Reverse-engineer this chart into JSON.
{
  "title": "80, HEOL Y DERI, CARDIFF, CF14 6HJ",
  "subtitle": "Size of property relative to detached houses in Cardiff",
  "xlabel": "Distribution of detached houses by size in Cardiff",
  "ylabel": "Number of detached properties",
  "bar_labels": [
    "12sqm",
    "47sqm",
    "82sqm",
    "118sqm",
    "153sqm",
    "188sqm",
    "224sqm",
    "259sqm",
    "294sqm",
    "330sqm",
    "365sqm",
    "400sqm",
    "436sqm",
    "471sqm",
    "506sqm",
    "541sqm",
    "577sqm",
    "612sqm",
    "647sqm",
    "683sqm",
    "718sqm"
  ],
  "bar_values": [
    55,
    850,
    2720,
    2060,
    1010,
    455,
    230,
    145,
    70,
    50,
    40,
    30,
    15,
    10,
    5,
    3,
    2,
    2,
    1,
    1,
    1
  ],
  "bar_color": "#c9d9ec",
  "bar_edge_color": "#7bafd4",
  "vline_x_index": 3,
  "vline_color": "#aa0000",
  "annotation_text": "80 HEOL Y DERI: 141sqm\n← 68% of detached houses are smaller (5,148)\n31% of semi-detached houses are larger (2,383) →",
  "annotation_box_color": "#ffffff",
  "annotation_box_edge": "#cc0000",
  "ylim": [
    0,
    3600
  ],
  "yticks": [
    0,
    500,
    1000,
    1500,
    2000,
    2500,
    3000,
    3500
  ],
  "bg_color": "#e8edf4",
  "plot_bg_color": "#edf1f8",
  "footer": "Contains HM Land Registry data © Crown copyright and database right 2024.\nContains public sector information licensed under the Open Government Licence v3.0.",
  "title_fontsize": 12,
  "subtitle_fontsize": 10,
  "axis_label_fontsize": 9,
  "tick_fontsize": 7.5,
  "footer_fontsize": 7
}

..........

Task description:
Return all lines with the word "HEOL" in them.

Answer to the task:
  "title": "80, HEOL Y DERI, CARDIFF, CF14 6HJ",
  "annotation_text": "80 HEOL Y DERI: 141sqm\n← 68% of detached houses are smaller (5,148)\n31% of semi-detached houses are larger (2,383) →",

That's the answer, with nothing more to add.